| Exercise objective |
Check the listing below for lines that hold "τιμών". How many are there? Please give only the number.

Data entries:

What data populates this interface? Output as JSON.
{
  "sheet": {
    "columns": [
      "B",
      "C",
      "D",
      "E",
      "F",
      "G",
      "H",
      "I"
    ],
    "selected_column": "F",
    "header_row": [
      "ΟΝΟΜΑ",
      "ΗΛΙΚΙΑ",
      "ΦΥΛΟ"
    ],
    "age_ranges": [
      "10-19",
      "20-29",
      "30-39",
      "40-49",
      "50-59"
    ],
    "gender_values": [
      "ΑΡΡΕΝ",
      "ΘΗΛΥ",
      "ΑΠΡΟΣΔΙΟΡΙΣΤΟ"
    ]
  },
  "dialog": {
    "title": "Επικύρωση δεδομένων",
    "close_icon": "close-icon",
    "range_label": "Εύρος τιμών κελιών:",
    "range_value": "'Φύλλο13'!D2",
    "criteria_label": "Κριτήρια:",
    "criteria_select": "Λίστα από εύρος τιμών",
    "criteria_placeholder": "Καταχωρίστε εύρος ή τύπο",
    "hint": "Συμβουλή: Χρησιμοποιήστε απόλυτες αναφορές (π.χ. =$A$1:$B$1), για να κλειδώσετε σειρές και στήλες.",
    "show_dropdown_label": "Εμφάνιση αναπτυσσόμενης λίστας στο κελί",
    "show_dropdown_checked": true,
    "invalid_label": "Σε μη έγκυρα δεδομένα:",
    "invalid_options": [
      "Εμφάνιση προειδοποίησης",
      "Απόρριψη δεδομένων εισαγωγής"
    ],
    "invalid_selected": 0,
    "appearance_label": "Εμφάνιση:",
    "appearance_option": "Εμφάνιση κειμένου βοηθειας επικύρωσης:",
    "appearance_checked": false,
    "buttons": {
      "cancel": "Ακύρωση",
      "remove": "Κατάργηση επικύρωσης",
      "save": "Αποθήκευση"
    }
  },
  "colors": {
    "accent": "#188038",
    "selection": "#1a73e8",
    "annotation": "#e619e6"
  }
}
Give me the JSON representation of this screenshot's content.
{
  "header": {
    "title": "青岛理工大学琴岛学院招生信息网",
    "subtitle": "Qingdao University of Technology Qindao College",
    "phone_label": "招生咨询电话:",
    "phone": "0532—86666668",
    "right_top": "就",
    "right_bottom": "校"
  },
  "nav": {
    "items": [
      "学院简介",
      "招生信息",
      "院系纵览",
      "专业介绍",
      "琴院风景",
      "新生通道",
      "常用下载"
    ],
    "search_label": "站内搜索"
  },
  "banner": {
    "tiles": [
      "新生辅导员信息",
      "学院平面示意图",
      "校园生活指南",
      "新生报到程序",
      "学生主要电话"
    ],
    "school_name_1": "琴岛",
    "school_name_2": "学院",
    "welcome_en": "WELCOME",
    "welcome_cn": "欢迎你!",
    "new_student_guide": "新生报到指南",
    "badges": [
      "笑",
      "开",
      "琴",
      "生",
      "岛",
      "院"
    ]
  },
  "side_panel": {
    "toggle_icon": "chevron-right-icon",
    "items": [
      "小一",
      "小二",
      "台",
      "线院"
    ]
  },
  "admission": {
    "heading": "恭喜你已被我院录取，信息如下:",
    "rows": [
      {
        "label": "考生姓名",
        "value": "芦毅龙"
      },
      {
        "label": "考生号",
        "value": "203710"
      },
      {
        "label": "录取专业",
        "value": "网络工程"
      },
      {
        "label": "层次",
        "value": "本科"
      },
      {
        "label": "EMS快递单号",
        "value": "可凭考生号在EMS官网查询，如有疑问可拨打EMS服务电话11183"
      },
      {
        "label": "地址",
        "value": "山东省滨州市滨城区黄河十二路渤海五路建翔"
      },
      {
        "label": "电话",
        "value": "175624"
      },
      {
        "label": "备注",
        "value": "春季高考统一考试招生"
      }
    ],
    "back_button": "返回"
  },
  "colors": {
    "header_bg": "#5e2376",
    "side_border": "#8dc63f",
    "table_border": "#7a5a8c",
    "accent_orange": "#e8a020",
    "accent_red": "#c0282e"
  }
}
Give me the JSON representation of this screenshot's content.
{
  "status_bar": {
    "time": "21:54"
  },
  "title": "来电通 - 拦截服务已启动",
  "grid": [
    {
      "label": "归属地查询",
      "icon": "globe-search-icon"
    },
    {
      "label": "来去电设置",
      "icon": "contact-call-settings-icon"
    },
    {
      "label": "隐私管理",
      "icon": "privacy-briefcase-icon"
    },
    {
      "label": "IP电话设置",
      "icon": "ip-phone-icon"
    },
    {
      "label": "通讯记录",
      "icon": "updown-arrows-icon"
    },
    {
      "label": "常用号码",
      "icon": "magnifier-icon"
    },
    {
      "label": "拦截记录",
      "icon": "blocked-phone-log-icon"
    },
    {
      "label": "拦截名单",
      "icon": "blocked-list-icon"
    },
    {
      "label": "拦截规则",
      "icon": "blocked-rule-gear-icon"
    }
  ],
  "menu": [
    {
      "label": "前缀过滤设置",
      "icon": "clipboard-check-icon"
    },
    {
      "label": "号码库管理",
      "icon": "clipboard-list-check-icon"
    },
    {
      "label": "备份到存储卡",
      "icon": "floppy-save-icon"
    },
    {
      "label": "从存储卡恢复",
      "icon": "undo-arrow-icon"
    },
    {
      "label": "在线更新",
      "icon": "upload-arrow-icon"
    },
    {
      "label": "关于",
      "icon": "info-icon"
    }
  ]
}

| Solution below |
2